== Supplied data ==

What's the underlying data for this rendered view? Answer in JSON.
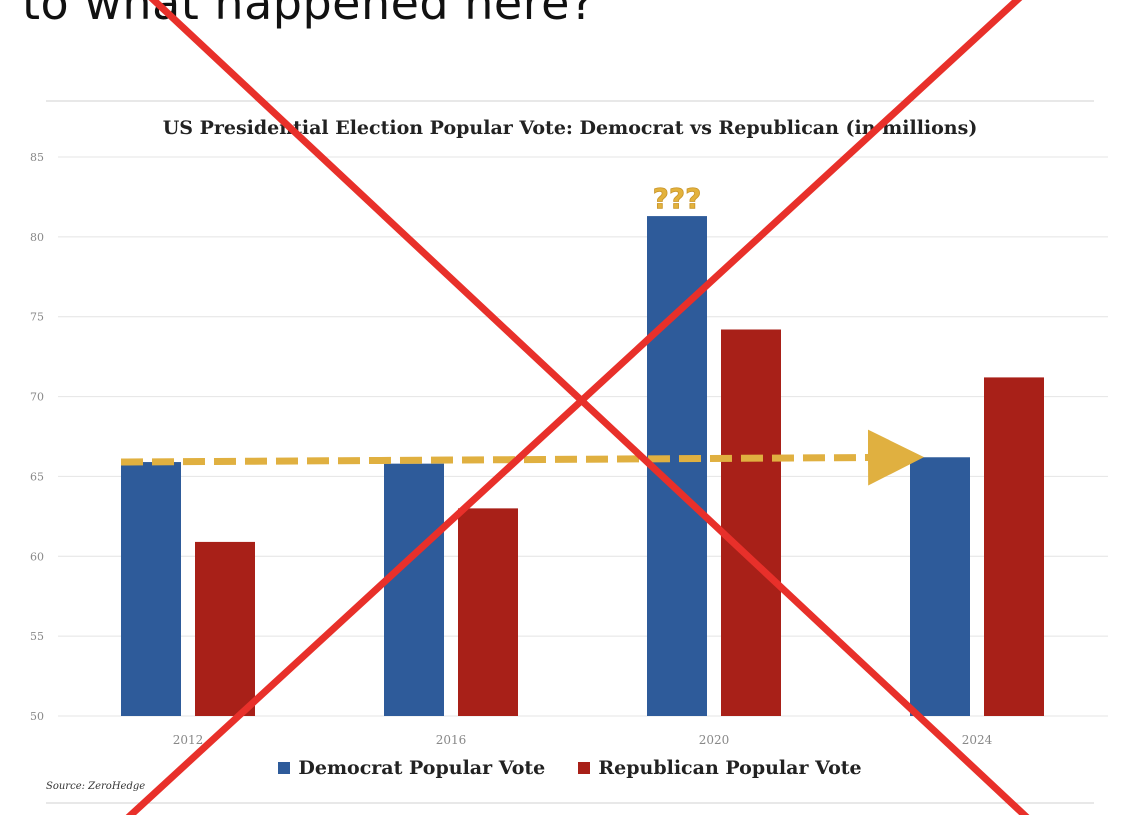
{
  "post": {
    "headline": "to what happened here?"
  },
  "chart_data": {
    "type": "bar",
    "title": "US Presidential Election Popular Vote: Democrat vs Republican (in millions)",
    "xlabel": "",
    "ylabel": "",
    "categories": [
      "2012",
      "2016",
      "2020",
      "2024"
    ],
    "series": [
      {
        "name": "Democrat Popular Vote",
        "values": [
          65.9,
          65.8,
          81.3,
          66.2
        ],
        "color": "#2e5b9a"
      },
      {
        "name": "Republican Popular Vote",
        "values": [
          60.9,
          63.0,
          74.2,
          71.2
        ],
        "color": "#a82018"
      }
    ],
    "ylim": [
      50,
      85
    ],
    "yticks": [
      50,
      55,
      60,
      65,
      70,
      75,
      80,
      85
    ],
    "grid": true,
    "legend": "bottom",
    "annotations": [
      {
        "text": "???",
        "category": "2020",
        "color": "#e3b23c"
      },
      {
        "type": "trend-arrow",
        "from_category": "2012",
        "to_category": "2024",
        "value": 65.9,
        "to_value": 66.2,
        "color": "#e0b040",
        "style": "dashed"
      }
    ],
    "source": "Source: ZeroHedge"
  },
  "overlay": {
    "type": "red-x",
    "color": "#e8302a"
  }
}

===
== Supplied data ==

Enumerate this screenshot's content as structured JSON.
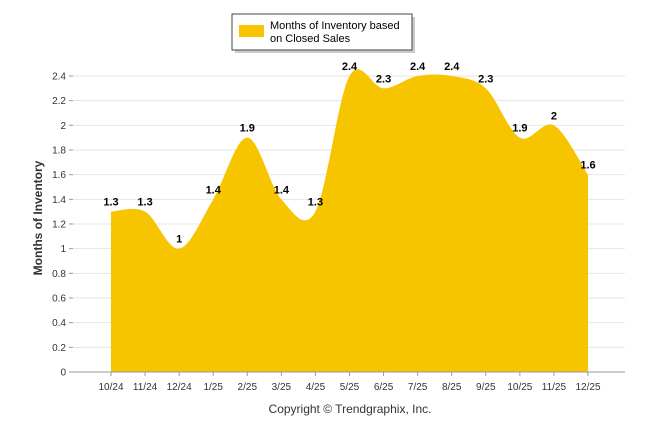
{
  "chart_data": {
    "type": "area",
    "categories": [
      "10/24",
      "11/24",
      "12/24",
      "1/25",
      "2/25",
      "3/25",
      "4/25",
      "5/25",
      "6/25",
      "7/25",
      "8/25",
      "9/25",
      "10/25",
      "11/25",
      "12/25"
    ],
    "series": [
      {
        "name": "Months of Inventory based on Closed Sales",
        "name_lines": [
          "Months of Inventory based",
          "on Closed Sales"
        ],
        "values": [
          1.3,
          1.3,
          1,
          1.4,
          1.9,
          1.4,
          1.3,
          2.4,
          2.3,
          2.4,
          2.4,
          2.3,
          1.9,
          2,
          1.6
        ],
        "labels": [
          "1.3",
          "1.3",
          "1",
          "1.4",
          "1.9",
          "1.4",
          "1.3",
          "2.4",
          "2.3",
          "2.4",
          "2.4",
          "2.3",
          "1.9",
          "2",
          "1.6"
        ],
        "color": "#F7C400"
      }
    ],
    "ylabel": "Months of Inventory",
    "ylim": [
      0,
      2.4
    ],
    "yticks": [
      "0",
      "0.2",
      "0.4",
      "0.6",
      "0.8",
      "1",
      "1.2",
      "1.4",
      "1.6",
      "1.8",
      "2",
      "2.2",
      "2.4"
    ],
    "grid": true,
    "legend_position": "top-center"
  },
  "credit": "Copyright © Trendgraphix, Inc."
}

===
== Supplied data ==

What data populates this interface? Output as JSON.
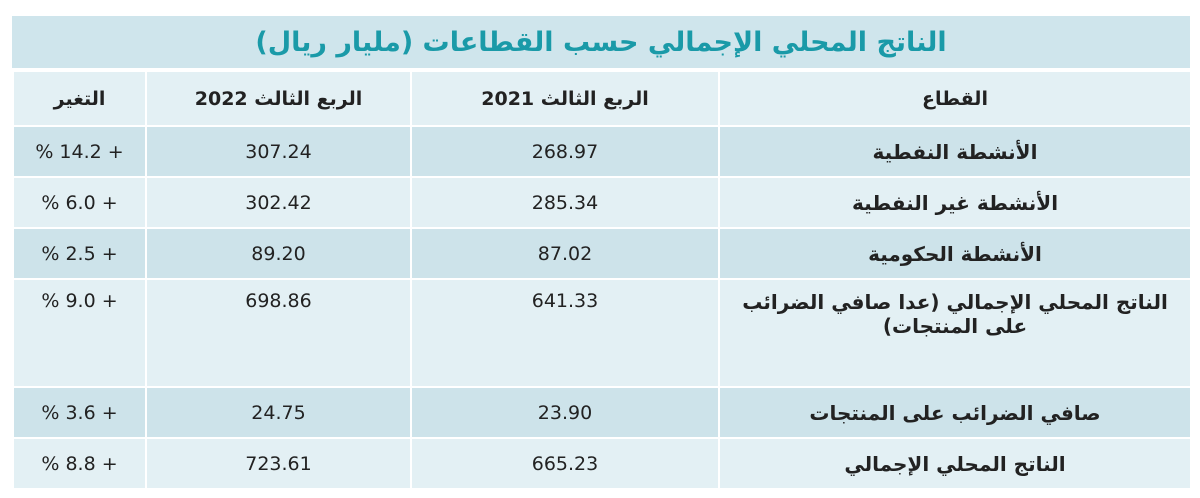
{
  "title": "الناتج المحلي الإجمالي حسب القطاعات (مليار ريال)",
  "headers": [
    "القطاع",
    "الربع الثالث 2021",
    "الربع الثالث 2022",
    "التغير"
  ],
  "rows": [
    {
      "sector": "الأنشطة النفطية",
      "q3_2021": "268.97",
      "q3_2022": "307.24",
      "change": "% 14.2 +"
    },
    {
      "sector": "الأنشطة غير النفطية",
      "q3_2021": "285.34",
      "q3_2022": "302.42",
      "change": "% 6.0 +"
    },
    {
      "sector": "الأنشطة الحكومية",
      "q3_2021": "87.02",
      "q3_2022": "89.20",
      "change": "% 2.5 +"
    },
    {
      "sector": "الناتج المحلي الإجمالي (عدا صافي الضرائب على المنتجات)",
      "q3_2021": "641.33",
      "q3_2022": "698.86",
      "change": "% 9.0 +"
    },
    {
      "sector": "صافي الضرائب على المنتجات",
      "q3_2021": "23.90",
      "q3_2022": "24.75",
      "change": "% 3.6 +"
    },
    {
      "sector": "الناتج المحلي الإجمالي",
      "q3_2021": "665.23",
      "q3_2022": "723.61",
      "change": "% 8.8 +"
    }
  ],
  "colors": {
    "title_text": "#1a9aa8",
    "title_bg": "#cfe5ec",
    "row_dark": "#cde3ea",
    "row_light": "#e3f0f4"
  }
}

===

Exercise goal. Report how many lines in the data include the word "الربع", and give nothing but the count.

Complete answer. 2